(WHAT YOU ARE ASKED TO DO):
Collect each line holding the string "Lekarska".

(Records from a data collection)
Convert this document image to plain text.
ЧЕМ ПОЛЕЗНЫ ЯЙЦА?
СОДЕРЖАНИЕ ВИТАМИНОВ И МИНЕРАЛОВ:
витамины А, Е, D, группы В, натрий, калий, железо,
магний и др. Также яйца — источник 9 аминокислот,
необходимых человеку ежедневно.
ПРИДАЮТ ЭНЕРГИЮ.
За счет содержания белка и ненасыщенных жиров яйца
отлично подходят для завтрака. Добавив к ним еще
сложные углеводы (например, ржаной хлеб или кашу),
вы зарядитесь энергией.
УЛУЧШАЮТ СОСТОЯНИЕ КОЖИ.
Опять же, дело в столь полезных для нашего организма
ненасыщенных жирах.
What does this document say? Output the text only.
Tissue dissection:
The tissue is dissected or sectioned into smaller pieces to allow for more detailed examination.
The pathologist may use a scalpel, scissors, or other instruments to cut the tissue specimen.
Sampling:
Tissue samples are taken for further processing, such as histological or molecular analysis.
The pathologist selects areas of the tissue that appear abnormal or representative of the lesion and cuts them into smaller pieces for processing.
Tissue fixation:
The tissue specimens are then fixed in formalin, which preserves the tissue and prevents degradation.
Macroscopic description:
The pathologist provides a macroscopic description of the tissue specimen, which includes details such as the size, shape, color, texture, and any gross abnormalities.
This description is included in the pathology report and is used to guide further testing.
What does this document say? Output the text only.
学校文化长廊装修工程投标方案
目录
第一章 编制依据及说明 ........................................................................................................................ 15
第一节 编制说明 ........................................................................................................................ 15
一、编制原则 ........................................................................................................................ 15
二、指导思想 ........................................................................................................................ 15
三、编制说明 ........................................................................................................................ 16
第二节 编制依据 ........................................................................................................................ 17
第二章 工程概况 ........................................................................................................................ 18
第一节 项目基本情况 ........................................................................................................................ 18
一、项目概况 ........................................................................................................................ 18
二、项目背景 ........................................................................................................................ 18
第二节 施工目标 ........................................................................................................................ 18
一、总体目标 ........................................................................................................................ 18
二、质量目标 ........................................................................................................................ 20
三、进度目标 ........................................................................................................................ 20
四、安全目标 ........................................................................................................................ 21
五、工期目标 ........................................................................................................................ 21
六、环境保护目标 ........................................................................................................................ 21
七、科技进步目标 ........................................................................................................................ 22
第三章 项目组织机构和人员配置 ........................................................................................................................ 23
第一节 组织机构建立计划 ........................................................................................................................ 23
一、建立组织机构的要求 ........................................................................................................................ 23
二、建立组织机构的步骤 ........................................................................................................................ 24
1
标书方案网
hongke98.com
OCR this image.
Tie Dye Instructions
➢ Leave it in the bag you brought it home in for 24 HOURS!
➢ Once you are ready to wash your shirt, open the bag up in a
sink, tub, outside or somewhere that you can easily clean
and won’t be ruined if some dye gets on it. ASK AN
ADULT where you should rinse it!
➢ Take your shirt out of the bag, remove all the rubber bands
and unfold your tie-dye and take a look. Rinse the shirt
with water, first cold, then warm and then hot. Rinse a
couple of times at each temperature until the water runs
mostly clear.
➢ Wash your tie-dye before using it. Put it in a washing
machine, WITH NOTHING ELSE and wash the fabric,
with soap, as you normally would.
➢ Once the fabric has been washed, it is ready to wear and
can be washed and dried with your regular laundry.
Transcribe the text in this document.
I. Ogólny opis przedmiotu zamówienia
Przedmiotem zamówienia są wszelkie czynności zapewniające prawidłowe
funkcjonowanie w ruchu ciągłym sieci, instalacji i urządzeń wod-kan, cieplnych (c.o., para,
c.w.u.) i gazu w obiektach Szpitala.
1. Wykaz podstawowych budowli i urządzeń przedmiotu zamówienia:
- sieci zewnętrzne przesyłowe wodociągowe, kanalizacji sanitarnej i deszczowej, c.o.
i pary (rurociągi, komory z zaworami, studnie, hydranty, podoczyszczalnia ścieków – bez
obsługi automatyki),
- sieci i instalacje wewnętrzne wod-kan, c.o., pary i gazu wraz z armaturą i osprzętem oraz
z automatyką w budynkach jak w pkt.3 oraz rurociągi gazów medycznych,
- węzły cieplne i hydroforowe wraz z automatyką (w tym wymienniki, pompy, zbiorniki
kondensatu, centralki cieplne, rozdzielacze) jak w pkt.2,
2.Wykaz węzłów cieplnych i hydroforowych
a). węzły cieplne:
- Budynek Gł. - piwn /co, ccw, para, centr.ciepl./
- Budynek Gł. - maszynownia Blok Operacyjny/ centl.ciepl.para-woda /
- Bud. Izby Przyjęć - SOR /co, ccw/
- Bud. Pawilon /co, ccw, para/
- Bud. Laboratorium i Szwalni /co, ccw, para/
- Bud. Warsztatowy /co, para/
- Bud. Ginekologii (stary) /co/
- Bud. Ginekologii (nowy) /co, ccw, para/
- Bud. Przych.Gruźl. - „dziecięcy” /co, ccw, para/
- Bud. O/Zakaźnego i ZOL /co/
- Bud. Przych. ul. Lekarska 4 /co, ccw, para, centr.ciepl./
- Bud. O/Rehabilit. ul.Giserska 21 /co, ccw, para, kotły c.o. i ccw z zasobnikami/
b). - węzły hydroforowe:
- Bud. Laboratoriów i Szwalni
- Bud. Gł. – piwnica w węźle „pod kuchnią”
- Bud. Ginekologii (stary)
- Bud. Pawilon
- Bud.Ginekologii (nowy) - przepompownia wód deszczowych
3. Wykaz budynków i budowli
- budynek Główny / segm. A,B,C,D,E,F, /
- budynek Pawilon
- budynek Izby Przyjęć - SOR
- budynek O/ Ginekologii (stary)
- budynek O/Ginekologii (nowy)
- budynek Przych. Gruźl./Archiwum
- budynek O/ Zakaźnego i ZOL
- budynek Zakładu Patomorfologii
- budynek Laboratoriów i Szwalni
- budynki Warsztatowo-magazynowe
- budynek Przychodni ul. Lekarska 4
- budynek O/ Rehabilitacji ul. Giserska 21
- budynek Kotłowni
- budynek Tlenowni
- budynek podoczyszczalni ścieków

(ANSWER TO THE PROBLEM):
- Bud. Przych. ul. Lekarska 4 /co, ccw, para, centr.ciepl./
- budynek Przychodni ul. Lekarska 4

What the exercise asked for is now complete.